• **Task goal**: Using the records below, locate all lines containing "content" and return them.

## begin

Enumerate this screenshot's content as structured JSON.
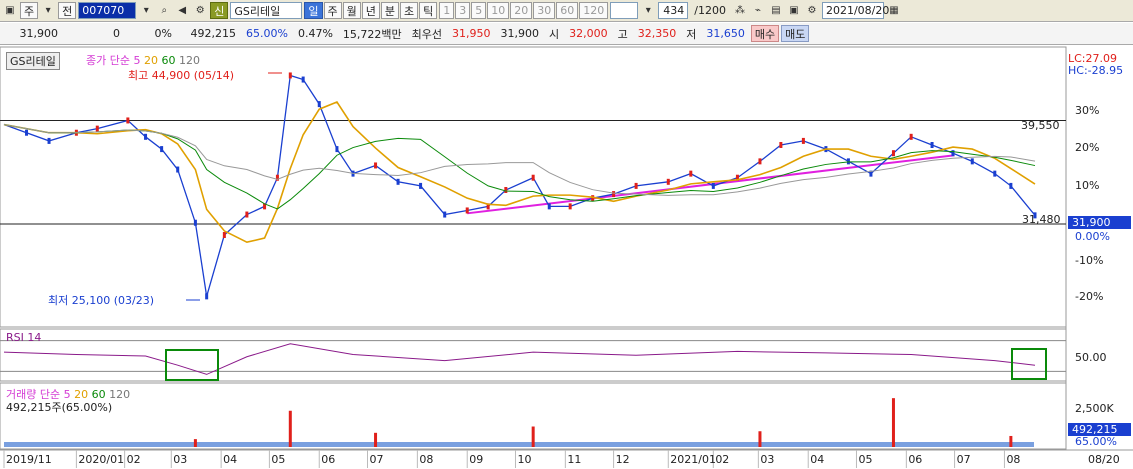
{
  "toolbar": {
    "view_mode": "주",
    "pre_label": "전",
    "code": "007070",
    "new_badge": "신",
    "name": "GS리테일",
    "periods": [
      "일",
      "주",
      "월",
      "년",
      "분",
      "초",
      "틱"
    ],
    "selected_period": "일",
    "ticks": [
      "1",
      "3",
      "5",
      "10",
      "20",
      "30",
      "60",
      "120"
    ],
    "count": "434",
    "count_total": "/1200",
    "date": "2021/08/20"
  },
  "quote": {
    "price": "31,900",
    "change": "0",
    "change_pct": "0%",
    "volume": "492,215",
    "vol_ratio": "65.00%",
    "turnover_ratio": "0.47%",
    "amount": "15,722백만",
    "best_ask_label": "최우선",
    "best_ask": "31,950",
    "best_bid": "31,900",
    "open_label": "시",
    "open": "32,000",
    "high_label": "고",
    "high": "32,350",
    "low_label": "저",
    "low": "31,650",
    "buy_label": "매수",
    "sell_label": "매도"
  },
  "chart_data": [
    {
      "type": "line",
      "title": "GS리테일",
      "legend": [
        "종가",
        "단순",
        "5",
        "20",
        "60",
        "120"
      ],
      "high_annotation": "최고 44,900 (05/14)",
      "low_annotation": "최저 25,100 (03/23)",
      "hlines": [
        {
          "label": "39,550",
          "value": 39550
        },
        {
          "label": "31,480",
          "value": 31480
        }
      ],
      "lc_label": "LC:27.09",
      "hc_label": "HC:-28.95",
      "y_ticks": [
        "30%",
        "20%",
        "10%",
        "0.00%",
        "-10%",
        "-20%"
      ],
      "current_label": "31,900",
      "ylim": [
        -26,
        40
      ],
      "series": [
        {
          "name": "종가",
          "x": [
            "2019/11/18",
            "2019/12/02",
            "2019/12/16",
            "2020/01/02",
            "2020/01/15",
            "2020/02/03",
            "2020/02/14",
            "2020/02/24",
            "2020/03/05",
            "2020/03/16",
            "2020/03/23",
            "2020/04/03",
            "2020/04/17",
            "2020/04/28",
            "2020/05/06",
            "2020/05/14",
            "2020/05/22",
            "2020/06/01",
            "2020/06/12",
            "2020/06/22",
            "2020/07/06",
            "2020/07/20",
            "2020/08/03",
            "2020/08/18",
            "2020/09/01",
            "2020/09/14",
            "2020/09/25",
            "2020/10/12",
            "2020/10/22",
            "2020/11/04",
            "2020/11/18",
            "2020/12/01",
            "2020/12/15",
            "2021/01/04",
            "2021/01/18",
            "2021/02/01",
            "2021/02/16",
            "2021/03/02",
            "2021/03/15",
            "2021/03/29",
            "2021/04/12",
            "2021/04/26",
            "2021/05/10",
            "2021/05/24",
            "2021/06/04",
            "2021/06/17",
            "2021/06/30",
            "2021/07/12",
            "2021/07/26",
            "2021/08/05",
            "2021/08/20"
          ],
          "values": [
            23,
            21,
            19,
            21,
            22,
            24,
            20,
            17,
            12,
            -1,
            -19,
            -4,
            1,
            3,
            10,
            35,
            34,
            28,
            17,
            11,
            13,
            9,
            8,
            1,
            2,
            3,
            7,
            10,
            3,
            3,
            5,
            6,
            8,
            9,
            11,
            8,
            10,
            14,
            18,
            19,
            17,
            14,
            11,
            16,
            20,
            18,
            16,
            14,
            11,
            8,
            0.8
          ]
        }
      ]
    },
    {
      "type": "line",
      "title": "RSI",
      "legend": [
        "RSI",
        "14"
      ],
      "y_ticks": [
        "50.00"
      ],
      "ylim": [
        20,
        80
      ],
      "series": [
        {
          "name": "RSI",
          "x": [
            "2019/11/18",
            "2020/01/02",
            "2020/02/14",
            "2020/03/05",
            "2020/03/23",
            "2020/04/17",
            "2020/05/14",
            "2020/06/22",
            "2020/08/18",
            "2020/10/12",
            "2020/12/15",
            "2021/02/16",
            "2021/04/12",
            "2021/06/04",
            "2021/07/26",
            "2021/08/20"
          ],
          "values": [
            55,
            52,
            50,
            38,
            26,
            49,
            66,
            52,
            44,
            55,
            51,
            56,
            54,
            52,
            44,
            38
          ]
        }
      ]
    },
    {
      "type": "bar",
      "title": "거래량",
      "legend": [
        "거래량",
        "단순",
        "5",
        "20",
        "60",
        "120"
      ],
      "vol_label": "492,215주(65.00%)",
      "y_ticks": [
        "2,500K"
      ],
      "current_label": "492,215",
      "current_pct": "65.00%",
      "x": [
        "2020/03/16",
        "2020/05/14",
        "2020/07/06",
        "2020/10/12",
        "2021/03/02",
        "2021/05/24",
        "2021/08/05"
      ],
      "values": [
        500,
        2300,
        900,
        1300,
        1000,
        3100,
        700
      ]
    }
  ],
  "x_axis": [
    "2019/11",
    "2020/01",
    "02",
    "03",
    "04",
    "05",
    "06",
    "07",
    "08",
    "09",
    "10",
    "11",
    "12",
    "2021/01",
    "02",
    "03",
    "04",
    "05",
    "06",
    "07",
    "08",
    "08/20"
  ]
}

## end
## begin

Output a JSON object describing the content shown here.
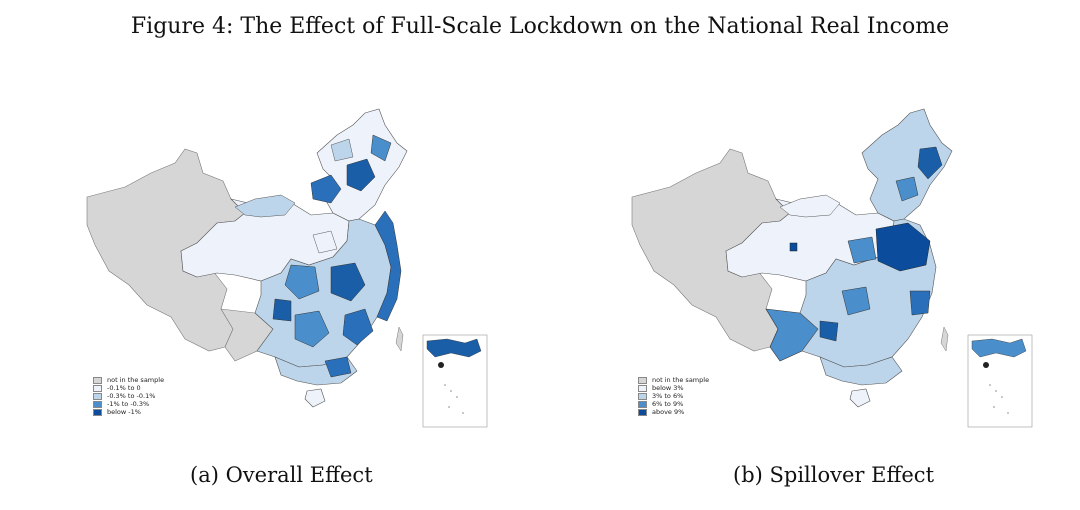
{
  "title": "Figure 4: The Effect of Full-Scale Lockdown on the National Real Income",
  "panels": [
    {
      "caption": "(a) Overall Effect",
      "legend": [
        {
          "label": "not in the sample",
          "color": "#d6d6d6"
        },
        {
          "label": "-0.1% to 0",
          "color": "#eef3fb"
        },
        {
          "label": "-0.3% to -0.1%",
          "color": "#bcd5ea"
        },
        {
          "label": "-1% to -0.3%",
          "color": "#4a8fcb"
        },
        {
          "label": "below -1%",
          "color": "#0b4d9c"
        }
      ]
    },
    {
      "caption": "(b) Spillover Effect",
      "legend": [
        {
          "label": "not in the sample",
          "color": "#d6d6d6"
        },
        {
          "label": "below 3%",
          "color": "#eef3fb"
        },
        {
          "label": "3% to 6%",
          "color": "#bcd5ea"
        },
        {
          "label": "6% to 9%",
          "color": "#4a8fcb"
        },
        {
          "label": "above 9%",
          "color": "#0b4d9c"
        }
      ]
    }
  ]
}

## end

• **Problem solution**:
Enumerate this screenshot's content as structured JSON.
Output a JSON object describing the content shown here.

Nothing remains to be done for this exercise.